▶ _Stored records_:
◆ ◆ ◆ ◆ ◆ ◆ ◆
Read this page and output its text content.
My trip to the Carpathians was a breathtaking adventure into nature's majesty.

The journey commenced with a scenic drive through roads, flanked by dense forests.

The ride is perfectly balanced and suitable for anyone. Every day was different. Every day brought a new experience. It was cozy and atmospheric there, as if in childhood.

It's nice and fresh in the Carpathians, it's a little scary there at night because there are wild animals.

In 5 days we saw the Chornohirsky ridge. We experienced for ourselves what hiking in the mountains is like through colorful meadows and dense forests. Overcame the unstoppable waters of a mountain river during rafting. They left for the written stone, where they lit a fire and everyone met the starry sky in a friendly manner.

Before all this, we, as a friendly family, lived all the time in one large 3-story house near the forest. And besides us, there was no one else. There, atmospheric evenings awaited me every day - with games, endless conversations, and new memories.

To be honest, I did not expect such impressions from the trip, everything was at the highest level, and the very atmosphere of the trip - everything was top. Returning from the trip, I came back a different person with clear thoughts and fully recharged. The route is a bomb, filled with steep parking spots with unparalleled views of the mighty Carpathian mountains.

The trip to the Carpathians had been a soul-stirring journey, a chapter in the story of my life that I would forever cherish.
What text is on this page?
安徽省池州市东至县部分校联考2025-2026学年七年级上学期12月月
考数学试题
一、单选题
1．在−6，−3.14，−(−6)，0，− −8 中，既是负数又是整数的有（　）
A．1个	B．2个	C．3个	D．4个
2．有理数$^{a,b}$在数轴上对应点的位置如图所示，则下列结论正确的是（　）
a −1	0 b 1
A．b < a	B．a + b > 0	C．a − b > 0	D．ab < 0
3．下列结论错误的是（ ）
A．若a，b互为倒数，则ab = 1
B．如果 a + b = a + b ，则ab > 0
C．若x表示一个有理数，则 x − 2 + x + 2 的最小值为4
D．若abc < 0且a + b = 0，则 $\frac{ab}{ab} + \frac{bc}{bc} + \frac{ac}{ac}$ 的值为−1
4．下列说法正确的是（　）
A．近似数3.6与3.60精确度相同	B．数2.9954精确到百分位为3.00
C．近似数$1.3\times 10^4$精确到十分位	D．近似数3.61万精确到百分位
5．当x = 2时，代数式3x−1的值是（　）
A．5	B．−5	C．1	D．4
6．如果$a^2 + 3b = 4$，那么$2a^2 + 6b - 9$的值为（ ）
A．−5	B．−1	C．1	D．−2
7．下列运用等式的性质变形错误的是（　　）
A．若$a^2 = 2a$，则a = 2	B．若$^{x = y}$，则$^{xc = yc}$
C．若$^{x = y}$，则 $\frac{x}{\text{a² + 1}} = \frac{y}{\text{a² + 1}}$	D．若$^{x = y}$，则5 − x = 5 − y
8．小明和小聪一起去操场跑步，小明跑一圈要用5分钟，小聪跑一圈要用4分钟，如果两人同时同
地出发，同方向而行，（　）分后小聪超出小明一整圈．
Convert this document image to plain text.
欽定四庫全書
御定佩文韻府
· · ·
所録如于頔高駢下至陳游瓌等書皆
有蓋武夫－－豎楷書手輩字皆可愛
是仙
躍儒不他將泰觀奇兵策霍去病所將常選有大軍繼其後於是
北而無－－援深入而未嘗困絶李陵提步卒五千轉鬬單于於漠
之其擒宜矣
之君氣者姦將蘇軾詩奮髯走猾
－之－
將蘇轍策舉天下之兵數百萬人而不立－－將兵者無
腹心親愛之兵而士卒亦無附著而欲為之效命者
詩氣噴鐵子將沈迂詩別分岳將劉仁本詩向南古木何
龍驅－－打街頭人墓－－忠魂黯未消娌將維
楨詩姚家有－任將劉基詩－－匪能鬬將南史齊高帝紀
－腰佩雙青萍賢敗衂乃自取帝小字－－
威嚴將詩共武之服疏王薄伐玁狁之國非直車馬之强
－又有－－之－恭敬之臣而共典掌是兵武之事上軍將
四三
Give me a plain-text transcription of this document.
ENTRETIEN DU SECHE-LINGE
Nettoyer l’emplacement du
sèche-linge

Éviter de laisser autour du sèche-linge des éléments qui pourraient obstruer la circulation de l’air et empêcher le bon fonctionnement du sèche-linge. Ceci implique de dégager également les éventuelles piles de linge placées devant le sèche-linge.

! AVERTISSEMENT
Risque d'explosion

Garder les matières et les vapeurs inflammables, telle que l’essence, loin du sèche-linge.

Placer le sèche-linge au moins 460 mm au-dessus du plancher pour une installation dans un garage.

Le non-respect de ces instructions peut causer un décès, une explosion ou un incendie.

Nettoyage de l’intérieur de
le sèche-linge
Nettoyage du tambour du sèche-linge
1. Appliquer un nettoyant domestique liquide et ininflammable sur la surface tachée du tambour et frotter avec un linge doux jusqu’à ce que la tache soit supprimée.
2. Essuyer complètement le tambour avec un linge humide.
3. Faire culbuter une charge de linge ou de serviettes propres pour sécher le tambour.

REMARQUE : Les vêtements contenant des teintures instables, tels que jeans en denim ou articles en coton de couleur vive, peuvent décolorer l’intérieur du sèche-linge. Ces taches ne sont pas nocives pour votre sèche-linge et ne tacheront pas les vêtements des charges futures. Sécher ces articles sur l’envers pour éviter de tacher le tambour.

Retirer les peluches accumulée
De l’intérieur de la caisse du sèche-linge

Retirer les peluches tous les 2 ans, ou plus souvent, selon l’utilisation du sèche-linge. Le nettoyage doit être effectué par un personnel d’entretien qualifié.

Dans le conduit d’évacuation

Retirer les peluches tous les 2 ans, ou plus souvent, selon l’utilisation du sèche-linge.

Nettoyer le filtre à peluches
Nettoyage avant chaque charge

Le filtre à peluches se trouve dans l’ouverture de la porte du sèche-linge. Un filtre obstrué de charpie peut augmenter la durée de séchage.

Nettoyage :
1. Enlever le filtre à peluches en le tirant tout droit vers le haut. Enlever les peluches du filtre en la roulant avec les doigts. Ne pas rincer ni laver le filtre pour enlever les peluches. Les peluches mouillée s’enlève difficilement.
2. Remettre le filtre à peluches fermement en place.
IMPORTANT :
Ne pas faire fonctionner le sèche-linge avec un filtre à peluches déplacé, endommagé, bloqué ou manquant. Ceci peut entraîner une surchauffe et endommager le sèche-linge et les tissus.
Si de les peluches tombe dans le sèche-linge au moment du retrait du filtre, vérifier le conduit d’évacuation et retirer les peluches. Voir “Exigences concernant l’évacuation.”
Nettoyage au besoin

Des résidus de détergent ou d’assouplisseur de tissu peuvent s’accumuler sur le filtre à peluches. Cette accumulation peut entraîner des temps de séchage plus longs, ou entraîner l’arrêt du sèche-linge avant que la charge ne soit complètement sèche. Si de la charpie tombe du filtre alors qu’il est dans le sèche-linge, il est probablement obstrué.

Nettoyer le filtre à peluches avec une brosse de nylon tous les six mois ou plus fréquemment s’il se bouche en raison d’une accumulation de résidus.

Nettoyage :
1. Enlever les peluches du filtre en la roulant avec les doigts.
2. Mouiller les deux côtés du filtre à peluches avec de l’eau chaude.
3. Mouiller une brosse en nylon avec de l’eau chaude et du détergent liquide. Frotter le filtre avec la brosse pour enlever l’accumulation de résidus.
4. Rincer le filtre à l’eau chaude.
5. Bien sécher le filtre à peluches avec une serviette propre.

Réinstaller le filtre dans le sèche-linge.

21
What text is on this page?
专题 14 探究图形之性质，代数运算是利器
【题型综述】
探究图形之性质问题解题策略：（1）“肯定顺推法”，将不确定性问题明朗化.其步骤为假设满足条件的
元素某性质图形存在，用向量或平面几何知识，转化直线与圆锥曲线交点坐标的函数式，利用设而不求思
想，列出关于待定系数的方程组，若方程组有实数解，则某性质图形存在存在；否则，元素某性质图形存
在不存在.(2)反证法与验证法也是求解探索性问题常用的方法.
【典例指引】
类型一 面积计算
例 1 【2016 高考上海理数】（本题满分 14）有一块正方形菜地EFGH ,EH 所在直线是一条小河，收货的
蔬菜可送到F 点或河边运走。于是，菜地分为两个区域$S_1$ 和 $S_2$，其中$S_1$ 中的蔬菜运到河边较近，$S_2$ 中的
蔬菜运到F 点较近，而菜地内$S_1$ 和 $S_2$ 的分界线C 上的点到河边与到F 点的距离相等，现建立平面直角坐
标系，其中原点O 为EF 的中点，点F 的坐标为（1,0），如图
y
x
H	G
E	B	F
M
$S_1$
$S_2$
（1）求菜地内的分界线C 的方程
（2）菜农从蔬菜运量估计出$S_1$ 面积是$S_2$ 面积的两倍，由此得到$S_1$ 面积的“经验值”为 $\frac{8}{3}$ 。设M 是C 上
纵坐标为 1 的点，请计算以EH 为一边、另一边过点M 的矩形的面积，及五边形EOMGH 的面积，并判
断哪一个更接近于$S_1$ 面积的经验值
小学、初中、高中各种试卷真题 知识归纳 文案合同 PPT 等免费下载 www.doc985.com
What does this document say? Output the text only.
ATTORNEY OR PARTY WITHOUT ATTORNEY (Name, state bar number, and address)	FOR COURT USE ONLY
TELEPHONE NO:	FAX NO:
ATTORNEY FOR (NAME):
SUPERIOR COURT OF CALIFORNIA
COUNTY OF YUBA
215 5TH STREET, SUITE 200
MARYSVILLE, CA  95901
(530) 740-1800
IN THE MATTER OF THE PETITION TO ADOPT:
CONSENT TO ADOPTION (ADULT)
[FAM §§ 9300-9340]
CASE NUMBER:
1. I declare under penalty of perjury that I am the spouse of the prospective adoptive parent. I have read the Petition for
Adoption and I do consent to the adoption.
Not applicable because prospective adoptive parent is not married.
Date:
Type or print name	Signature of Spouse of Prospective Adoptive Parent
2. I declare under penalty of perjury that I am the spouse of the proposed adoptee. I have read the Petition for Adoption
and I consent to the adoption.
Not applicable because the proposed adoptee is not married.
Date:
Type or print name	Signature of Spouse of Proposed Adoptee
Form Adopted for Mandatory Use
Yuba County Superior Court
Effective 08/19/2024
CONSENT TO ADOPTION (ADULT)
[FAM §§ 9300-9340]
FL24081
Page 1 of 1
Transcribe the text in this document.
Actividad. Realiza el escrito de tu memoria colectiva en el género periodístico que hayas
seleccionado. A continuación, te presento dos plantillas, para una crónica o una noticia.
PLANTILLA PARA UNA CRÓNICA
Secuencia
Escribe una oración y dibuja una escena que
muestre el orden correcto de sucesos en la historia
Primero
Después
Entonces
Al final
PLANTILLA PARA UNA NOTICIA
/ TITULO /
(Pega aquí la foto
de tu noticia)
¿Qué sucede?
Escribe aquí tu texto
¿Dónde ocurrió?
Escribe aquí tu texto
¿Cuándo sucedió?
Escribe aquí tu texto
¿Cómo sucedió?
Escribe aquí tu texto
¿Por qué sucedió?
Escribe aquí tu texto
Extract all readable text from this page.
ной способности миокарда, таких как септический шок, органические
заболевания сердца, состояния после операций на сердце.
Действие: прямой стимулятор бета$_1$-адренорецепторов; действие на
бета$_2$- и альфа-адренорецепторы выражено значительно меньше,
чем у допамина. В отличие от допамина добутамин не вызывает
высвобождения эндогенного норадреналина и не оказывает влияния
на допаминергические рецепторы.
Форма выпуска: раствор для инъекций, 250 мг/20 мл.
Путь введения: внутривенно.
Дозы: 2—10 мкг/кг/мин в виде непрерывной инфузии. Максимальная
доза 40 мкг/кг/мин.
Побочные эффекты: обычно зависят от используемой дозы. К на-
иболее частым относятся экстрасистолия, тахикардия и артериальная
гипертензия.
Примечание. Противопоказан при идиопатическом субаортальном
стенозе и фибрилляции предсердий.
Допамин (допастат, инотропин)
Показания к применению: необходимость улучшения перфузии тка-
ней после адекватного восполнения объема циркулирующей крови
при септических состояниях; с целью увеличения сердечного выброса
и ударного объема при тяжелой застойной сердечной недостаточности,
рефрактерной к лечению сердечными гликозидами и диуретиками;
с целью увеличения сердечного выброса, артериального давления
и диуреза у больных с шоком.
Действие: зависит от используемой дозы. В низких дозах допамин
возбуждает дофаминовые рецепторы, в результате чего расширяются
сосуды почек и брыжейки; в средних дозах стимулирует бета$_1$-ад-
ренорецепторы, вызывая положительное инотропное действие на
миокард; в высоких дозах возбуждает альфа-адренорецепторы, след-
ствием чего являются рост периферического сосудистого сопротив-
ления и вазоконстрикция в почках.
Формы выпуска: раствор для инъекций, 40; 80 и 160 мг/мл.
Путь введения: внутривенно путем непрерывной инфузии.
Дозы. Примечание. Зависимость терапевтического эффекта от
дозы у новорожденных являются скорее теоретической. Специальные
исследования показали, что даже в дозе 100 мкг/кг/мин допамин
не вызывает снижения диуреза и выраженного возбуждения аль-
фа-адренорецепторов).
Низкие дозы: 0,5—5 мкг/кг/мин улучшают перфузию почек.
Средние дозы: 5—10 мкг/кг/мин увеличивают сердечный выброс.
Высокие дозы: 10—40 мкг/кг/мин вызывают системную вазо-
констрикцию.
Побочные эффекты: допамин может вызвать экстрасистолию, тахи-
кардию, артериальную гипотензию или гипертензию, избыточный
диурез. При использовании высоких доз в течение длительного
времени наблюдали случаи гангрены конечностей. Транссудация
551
◆ ◆ ◆ ◆ ◆ ◆ ◆
▶ _TASK DIRECTIONS_:
Locate the lines above that contain "объема" and copy them.

▶ _EXPECTED ANSWER_:
ней после адекватного восполнения объема циркулирующей крови
и ударного объема при тяжелой застойной сердечной недостаточности,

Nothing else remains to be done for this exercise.